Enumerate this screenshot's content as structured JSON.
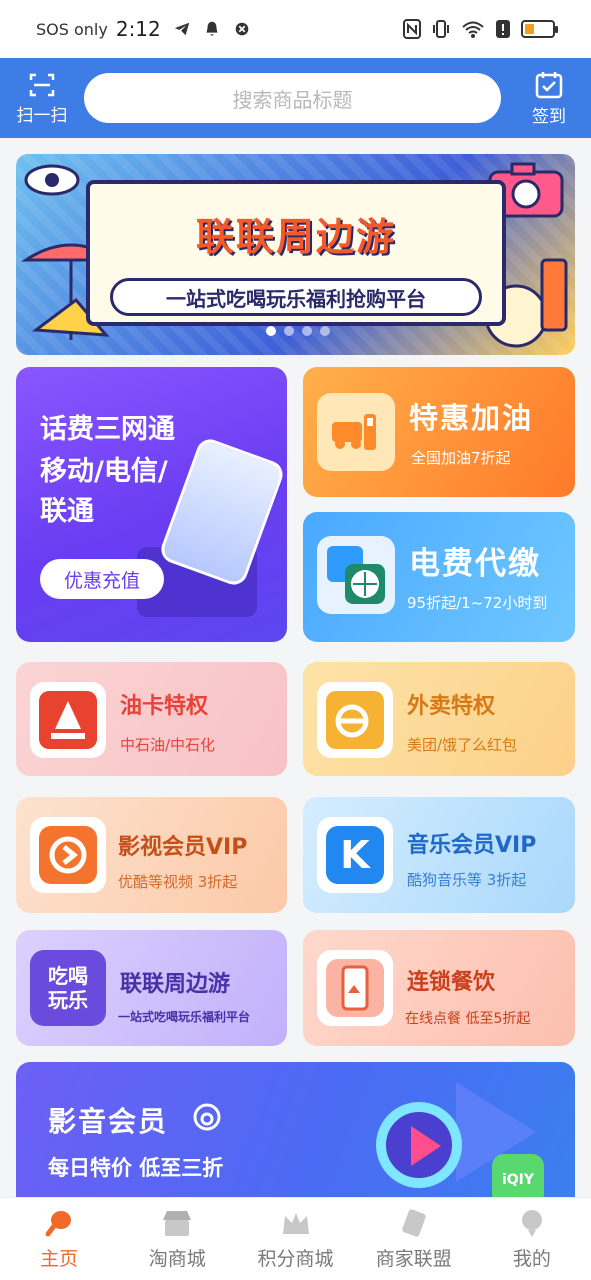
{
  "status_bar": {
    "carrier": "SOS only",
    "time": "2:12"
  },
  "header": {
    "scan_label": "扫一扫",
    "search_placeholder": "搜索商品标题",
    "checkin_label": "签到",
    "bg_color": "#3f7de6"
  },
  "banner": {
    "title": "联联周边游",
    "subtitle": "一站式吃喝玩乐福利抢购平台",
    "page_count": 4,
    "active_index": 0
  },
  "tiles": {
    "phone_recharge": {
      "line1": "话费三网通",
      "line2": "移动/电信/",
      "line3": "联通",
      "button": "优惠充值"
    },
    "fuel": {
      "title": "特惠加油",
      "subtitle": "全国加油7折起"
    },
    "electricity": {
      "title": "电费代缴",
      "subtitle": "95折起/1~72小时到"
    },
    "oil_card": {
      "title": "油卡特权",
      "subtitle": "中石油/中石化"
    },
    "takeout": {
      "title": "外卖特权",
      "subtitle": "美团/饿了么红包"
    },
    "video_vip": {
      "title": "影视会员VIP",
      "subtitle": "优酷等视频 3折起"
    },
    "music_vip": {
      "title": "音乐会员VIP",
      "subtitle": "酷狗音乐等 3折起"
    },
    "local_tour": {
      "title": "联联周边游",
      "subtitle": "一站式吃喝玩乐福利平台",
      "icon_text_1": "吃喝",
      "icon_text_2": "玩乐"
    },
    "chain_dining": {
      "title": "连锁餐饮",
      "subtitle": "在线点餐  低至5折起"
    },
    "av_member": {
      "title": "影音会员",
      "subtitle": "每日特价  低至三折"
    }
  },
  "tabbar": {
    "items": [
      {
        "label": "主页",
        "icon": "drumstick-icon",
        "active": true
      },
      {
        "label": "淘商城",
        "icon": "store-icon",
        "active": false
      },
      {
        "label": "积分商城",
        "icon": "crown-icon",
        "active": false
      },
      {
        "label": "商家联盟",
        "icon": "ticket-icon",
        "active": false
      },
      {
        "label": "我的",
        "icon": "profile-icon",
        "active": false
      }
    ],
    "active_color": "#f16a2b",
    "inactive_color": "#7a7a7a"
  }
}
^^^^^^^^^^^^^^^^
→ **Stated goal**
Leave the pictures out, and print every line of the listing exactly as written.

→ **Finished exercise**
Enumerate this screenshot's content as structured JSON.
{
  "status_bar": {
    "carrier": "SOS only",
    "time": "2:12"
  },
  "header": {
    "scan_label": "扫一扫",
    "search_placeholder": "搜索商品标题",
    "checkin_label": "签到",
    "bg_color": "#3f7de6"
  },
  "banner": {
    "title": "联联周边游",
    "subtitle": "一站式吃喝玩乐福利抢购平台",
    "page_count": 4,
    "active_index": 0
  },
  "tiles": {
    "phone_recharge": {
      "line1": "话费三网通",
      "line2": "移动/电信/",
      "line3": "联通",
      "button": "优惠充值"
    },
    "fuel": {
      "title": "特惠加油",
      "subtitle": "全国加油7折起"
    },
    "electricity": {
      "title": "电费代缴",
      "subtitle": "95折起/1~72小时到"
    },
    "oil_card": {
      "title": "油卡特权",
      "subtitle": "中石油/中石化"
    },
    "takeout": {
      "title": "外卖特权",
      "subtitle": "美团/饿了么红包"
    },
    "video_vip": {
      "title": "影视会员VIP",
      "subtitle": "优酷等视频 3折起"
    },
    "music_vip": {
      "title": "音乐会员VIP",
      "subtitle": "酷狗音乐等 3折起"
    },
    "local_tour": {
      "title": "联联周边游",
      "subtitle": "一站式吃喝玩乐福利平台",
      "icon_text_1": "吃喝",
      "icon_text_2": "玩乐"
    },
    "chain_dining": {
      "title": "连锁餐饮",
      "subtitle": "在线点餐  低至5折起"
    },
    "av_member": {
      "title": "影音会员",
      "subtitle": "每日特价  低至三折"
    }
  },
  "tabbar": {
    "items": [
      {
        "label": "主页",
        "icon": "drumstick-icon",
        "active": true
      },
      {
        "label": "淘商城",
        "icon": "store-icon",
        "active": false
      },
      {
        "label": "积分商城",
        "icon": "crown-icon",
        "active": false
      },
      {
        "label": "商家联盟",
        "icon": "ticket-icon",
        "active": false
      },
      {
        "label": "我的",
        "icon": "profile-icon",
        "active": false
      }
    ],
    "active_color": "#f16a2b",
    "inactive_color": "#7a7a7a"
  }
}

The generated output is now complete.